---- EXTRACT
Je-Hyun Yoon, Ph.D.

Dr. JeHyun Yoon

Assistant Professor
Department: Biochemistry and Molecular Biology
Programs: Cellular Injury, Inflammation, End Organ Disease

 

 

Research Interests:

Dr. Yoon received his BS and MS from Korea University in Seoul, Korea, and his doctorate from the University of Arizona in Tuscon, AZ. He has been working in the field or RNA regulation of cell function since his postdoctoral work at the National Institute on Aging at the NIH. He has continued to focus on RNA biochemistry and biology since joining the MUSC faculty in 2015.

Alcohol-induced liver injury is a common cause of chronic liver disease and thus represents a major component of the toll taken by alcoholism. While much research has focused on the direct toxic effects of alcohol and its metabolites on the liver itself, Dr. Yoon and his laboratory are bringing their expertise in basic RNA biology to bear on a recently emerging paradigm that alcohol-induced injury to the gut allows injurious toxins, proteins and RNA species to escape into the circulation and reach the liver, where they contribute to the chronic liver injury observed in alcoholism.

Dr Yoon has made major contributions to the field or RNA biology, including seminal studies of the biochemical mechanisms regulating mRNA stability and gene expression. His lab focuses on the RNA binding proteins, microRNAs (miRNAs) and long non-coding RNAs (lncRNAs) that regulate the stability of protein-encoding mRNAs and their translation into protein products. They have linked the regulation of these non-coding RNA species to important aspects of cell survival and function, including cell division, cell senescence and stress responses to protein overload.

His current research focuses both on how these RNA regulatory mechanisms are involved in alcohol injury responses in gut endothelium and liver cells, and also how these responses are communicated through the circulation to liver hepatocytes by packets of RNA binding proteins and non-coding RNAs known as exosomes released by the injured gut. The Advanced Cell Imaging Core will facilitate the study of the intracellular mechanisms regulating non-coding RNA processing and exosomal release, while the Proteomics Core will allow for the identification quantitation of the various RNA-associated proteins transmitted in the circulation and correlated to liver dysfunction.
--------
---- DATA TO EXAMINE
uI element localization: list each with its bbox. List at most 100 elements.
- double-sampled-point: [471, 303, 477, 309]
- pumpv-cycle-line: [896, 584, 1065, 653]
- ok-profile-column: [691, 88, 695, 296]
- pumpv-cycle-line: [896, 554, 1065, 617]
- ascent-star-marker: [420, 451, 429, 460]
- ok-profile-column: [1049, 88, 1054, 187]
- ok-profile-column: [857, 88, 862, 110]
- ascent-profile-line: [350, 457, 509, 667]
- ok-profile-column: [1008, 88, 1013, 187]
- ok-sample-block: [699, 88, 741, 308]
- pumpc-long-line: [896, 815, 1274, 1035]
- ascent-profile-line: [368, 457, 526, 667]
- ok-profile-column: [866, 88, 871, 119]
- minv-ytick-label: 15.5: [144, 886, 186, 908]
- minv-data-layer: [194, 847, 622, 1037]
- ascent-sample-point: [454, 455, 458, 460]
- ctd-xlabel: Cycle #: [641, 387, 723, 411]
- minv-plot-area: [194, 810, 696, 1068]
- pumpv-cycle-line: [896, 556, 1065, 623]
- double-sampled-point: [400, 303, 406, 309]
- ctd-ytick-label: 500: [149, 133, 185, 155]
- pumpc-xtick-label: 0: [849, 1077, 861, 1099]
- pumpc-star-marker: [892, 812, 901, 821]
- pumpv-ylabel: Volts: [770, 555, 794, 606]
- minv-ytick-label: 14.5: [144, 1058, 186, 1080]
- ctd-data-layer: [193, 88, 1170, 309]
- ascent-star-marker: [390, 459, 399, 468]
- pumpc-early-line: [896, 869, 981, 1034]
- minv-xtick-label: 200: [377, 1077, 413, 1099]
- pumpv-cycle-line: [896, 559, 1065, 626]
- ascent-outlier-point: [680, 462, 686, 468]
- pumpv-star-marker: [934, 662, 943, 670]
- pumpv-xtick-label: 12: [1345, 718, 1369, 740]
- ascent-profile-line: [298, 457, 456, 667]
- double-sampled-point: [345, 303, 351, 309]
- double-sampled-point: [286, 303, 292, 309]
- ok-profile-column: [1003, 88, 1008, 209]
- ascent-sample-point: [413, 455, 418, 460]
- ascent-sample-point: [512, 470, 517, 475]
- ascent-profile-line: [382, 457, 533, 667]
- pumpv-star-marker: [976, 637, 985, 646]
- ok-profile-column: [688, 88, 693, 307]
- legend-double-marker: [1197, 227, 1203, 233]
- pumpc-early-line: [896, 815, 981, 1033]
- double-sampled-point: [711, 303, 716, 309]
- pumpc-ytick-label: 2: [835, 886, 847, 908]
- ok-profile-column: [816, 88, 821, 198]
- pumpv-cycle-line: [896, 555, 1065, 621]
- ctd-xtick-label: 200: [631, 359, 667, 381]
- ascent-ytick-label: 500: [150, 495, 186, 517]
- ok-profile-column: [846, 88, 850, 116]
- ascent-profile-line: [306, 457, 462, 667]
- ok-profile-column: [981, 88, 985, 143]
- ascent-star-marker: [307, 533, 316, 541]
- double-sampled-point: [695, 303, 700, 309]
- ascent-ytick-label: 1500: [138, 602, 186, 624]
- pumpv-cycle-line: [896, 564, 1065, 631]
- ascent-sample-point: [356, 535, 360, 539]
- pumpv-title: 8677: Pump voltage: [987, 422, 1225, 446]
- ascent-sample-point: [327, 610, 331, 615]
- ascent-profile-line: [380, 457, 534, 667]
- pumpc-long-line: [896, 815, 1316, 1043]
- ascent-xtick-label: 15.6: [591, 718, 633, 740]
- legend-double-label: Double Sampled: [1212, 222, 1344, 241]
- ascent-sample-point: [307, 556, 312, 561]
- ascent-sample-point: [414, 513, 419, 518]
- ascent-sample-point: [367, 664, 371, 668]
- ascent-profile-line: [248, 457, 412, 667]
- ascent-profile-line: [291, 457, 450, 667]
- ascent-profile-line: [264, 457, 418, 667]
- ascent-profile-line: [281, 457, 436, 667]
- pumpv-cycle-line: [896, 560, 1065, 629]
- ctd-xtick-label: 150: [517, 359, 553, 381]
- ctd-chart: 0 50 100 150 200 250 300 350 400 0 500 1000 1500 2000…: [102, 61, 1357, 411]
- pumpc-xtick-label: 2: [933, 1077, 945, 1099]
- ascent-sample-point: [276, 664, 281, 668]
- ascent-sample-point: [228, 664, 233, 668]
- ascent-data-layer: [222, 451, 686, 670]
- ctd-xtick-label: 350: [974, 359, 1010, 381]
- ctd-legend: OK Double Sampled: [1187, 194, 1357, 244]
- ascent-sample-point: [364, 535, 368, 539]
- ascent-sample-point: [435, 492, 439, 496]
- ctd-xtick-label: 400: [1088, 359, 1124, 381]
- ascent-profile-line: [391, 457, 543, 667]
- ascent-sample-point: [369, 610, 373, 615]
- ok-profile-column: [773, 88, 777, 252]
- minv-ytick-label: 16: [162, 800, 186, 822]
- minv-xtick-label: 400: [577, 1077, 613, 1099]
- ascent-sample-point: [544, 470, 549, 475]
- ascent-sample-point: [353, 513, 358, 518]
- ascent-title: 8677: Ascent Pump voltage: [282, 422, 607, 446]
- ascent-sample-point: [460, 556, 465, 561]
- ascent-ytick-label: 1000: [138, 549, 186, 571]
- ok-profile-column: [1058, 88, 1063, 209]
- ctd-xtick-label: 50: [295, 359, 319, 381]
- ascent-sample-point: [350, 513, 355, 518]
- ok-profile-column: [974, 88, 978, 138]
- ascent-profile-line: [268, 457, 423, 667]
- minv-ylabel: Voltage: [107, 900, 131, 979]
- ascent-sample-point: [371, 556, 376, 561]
--------
◆ WORK REQUIRED
How would you render this sentence from the faculty profile in Spanish: "Alcohol-induced liver injury is a common cause of chronic liver disease and thus represents a major component of the toll taken by alcoholism." The entries are separate material, unrelated to the faculty profile.

◆ PROBLEM SOLUTION
La lesión hepática inducida por el alcohol es una causa común de enfermedad hepática crónica y, por lo tanto, representa una parte importante del daño que causa el alcoholismo.